Dataset records:
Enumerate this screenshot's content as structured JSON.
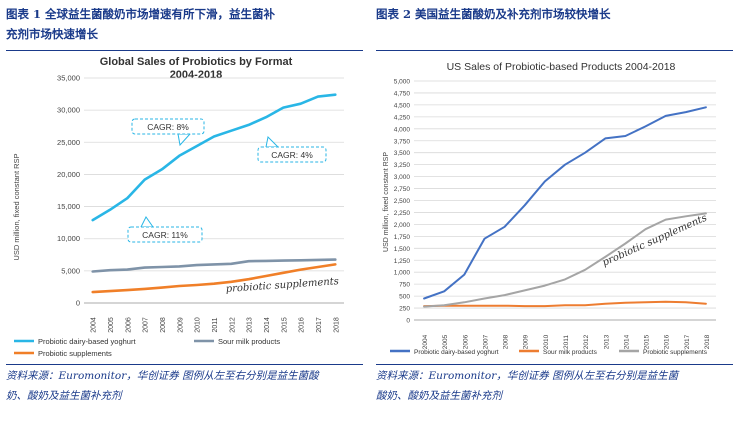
{
  "figure_left": {
    "caption_line1": "图表 1   全球益生菌酸奶市场增速有所下滑，益生菌补",
    "caption_line2": "充剂市场快速增长",
    "source_line1": "资料来源：Euromonitor，华创证券  图例从左至右分别是益生菌酸",
    "source_line2": "奶、酸奶及益生菌补充剂"
  },
  "figure_right": {
    "caption": "图表 2   美国益生菌酸奶及补充剂市场较快增长",
    "source_line1": "资料来源：Euromonitor，华创证券   图例从左至右分别是益生菌",
    "source_line2": "酸奶、酸奶及益生菌补充剂"
  },
  "chart_data": [
    {
      "type": "line",
      "title_line1": "Global Sales of Probiotics by Format",
      "title_line2": "2004-2018",
      "ylabel": "USD million, fixed constant RSP",
      "xlabel": "",
      "ylim": [
        0,
        35000
      ],
      "yticks": [
        "0",
        "5,000",
        "10,000",
        "15,000",
        "20,000",
        "25,000",
        "30,000",
        "35,000"
      ],
      "x": [
        "2004",
        "2005",
        "2006",
        "2007",
        "2008",
        "2009",
        "2010",
        "2011",
        "2012",
        "2013",
        "2014",
        "2015",
        "2016",
        "2017",
        "2018"
      ],
      "grid": true,
      "legend_position": "bottom",
      "series": [
        {
          "name": "Probiotic dairy-based yoghurt",
          "color": "#29b6e6",
          "values": [
            12900,
            14500,
            16300,
            19200,
            20800,
            22900,
            24400,
            25900,
            26800,
            27700,
            28900,
            30400,
            31000,
            32100,
            32400
          ]
        },
        {
          "name": "Sour milk products",
          "color": "#7f93a8",
          "values": [
            4900,
            5100,
            5200,
            5500,
            5600,
            5700,
            5900,
            6000,
            6100,
            6500,
            6550,
            6600,
            6650,
            6700,
            6750
          ]
        },
        {
          "name": "Probiotic supplements",
          "color": "#f07f28",
          "values": [
            1700,
            1850,
            2000,
            2200,
            2400,
            2650,
            2800,
            3000,
            3300,
            3700,
            4200,
            4700,
            5200,
            5600,
            6000
          ]
        }
      ],
      "annotations": [
        {
          "text": "CAGR: 8%"
        },
        {
          "text": "CAGR: 4%"
        },
        {
          "text": "CAGR: 11%"
        },
        {
          "text": "probiotic supplements"
        }
      ]
    },
    {
      "type": "line",
      "title": "US Sales of Probiotic-based Products 2004-2018",
      "ylabel": "USD million, fixed constant RSP",
      "xlabel": "",
      "ylim": [
        0,
        5000
      ],
      "yticks": [
        "0",
        "250",
        "500",
        "750",
        "1,000",
        "1,250",
        "1,500",
        "1,750",
        "2,000",
        "2,250",
        "2,500",
        "2,750",
        "3,000",
        "3,250",
        "3,500",
        "3,750",
        "4,000",
        "4,250",
        "4,500",
        "4,750",
        "5,000"
      ],
      "x": [
        "2004",
        "2005",
        "2006",
        "2007",
        "2008",
        "2009",
        "2010",
        "2011",
        "2012",
        "2013",
        "2014",
        "2015",
        "2016",
        "2017",
        "2018"
      ],
      "grid": true,
      "legend_position": "bottom",
      "series": [
        {
          "name": "Probiotic dairy-based yoghurt",
          "color": "#4472c4",
          "values": [
            450,
            600,
            950,
            1700,
            1950,
            2400,
            2900,
            3250,
            3500,
            3800,
            3850,
            4050,
            4270,
            4350,
            4450
          ]
        },
        {
          "name": "Sour milk products",
          "color": "#ed7d31",
          "values": [
            290,
            300,
            300,
            300,
            300,
            290,
            290,
            310,
            310,
            340,
            360,
            370,
            380,
            370,
            340
          ]
        },
        {
          "name": "Probiotic supplements",
          "color": "#a5a5a5",
          "values": [
            280,
            310,
            370,
            450,
            520,
            620,
            720,
            850,
            1050,
            1320,
            1600,
            1900,
            2100,
            2170,
            2230
          ]
        }
      ],
      "annotations": [
        {
          "text": "probiotic supplements"
        }
      ]
    }
  ]
}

WHAT THE TASK ASKS:
Write out all the entries again, word for word, and print no images.

COMPLETE ANSWER:
Enumerate this screenshot's content as structured JSON.
{
  "figure_left": {
    "caption_line1": "图表 1   全球益生菌酸奶市场增速有所下滑，益生菌补",
    "caption_line2": "充剂市场快速增长",
    "source_line1": "资料来源：Euromonitor，华创证券  图例从左至右分别是益生菌酸",
    "source_line2": "奶、酸奶及益生菌补充剂"
  },
  "figure_right": {
    "caption": "图表 2   美国益生菌酸奶及补充剂市场较快增长",
    "source_line1": "资料来源：Euromonitor，华创证券   图例从左至右分别是益生菌",
    "source_line2": "酸奶、酸奶及益生菌补充剂"
  },
  "chart_data": [
    {
      "type": "line",
      "title_line1": "Global Sales of Probiotics by Format",
      "title_line2": "2004-2018",
      "ylabel": "USD million, fixed constant RSP",
      "xlabel": "",
      "ylim": [
        0,
        35000
      ],
      "yticks": [
        "0",
        "5,000",
        "10,000",
        "15,000",
        "20,000",
        "25,000",
        "30,000",
        "35,000"
      ],
      "x": [
        "2004",
        "2005",
        "2006",
        "2007",
        "2008",
        "2009",
        "2010",
        "2011",
        "2012",
        "2013",
        "2014",
        "2015",
        "2016",
        "2017",
        "2018"
      ],
      "grid": true,
      "legend_position": "bottom",
      "series": [
        {
          "name": "Probiotic dairy-based yoghurt",
          "color": "#29b6e6",
          "values": [
            12900,
            14500,
            16300,
            19200,
            20800,
            22900,
            24400,
            25900,
            26800,
            27700,
            28900,
            30400,
            31000,
            32100,
            32400
          ]
        },
        {
          "name": "Sour milk products",
          "color": "#7f93a8",
          "values": [
            4900,
            5100,
            5200,
            5500,
            5600,
            5700,
            5900,
            6000,
            6100,
            6500,
            6550,
            6600,
            6650,
            6700,
            6750
          ]
        },
        {
          "name": "Probiotic supplements",
          "color": "#f07f28",
          "values": [
            1700,
            1850,
            2000,
            2200,
            2400,
            2650,
            2800,
            3000,
            3300,
            3700,
            4200,
            4700,
            5200,
            5600,
            6000
          ]
        }
      ],
      "annotations": [
        {
          "text": "CAGR: 8%"
        },
        {
          "text": "CAGR: 4%"
        },
        {
          "text": "CAGR: 11%"
        },
        {
          "text": "probiotic supplements"
        }
      ]
    },
    {
      "type": "line",
      "title": "US Sales of Probiotic-based Products 2004-2018",
      "ylabel": "USD million, fixed constant RSP",
      "xlabel": "",
      "ylim": [
        0,
        5000
      ],
      "yticks": [
        "0",
        "250",
        "500",
        "750",
        "1,000",
        "1,250",
        "1,500",
        "1,750",
        "2,000",
        "2,250",
        "2,500",
        "2,750",
        "3,000",
        "3,250",
        "3,500",
        "3,750",
        "4,000",
        "4,250",
        "4,500",
        "4,750",
        "5,000"
      ],
      "x": [
        "2004",
        "2005",
        "2006",
        "2007",
        "2008",
        "2009",
        "2010",
        "2011",
        "2012",
        "2013",
        "2014",
        "2015",
        "2016",
        "2017",
        "2018"
      ],
      "grid": true,
      "legend_position": "bottom",
      "series": [
        {
          "name": "Probiotic dairy-based yoghurt",
          "color": "#4472c4",
          "values": [
            450,
            600,
            950,
            1700,
            1950,
            2400,
            2900,
            3250,
            3500,
            3800,
            3850,
            4050,
            4270,
            4350,
            4450
          ]
        },
        {
          "name": "Sour milk products",
          "color": "#ed7d31",
          "values": [
            290,
            300,
            300,
            300,
            300,
            290,
            290,
            310,
            310,
            340,
            360,
            370,
            380,
            370,
            340
          ]
        },
        {
          "name": "Probiotic supplements",
          "color": "#a5a5a5",
          "values": [
            280,
            310,
            370,
            450,
            520,
            620,
            720,
            850,
            1050,
            1320,
            1600,
            1900,
            2100,
            2170,
            2230
          ]
        }
      ],
      "annotations": [
        {
          "text": "probiotic supplements"
        }
      ]
    }
  ]
}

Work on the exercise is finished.